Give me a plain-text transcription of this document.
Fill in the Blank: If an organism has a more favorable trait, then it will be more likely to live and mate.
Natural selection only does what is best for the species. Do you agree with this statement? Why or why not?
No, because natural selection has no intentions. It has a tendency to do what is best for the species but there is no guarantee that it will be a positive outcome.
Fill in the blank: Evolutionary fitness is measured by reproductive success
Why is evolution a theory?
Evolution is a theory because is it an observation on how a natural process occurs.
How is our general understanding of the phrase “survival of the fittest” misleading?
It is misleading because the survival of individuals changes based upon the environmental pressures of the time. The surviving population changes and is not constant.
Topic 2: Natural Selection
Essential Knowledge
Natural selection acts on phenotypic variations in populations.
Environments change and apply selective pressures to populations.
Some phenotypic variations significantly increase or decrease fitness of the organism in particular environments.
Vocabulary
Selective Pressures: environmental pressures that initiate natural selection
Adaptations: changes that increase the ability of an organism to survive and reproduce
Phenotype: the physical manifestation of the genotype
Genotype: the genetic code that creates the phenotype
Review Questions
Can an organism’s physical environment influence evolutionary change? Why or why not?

====

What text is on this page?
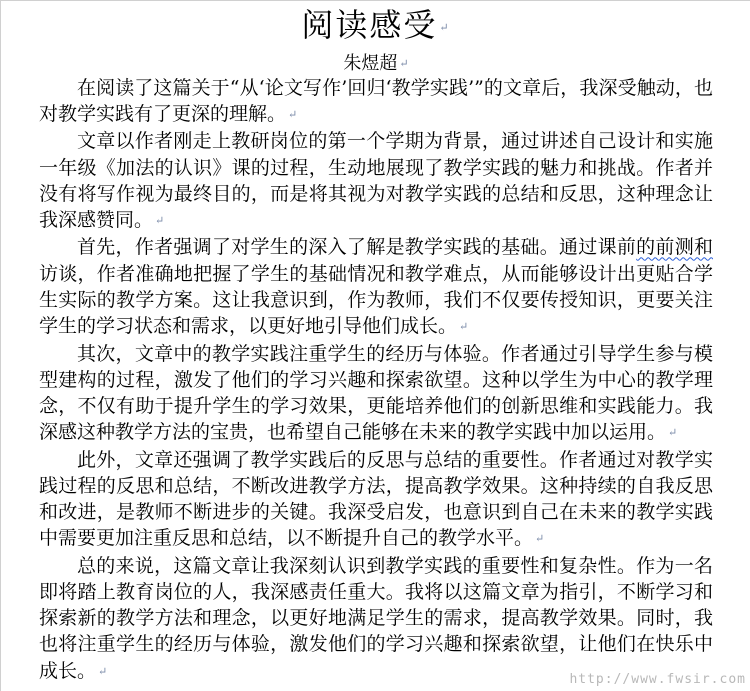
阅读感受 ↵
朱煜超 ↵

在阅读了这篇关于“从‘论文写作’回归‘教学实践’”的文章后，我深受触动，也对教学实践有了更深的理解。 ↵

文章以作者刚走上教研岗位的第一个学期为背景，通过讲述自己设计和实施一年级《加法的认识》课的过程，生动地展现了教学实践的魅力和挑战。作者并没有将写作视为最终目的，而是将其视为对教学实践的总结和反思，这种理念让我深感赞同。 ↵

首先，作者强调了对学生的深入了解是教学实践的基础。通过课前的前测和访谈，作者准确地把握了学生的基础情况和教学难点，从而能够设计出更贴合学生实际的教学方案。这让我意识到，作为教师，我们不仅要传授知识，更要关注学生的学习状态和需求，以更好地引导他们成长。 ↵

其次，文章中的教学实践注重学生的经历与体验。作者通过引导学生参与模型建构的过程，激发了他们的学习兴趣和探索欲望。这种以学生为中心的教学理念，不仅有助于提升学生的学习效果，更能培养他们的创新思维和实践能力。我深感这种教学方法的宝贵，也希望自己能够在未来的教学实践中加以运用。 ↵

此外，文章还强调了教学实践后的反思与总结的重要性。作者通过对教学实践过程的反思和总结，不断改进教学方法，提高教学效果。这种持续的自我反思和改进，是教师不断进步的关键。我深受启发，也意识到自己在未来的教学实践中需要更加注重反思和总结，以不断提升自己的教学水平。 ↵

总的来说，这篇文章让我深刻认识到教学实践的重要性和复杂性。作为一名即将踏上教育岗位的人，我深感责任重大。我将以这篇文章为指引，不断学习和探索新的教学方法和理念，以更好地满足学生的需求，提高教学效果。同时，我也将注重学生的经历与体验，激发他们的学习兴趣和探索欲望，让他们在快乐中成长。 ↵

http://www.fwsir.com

====

The required answer is a single number: the count of lines in the entries that hold the string "提高教学效果".

## Problem solution:
2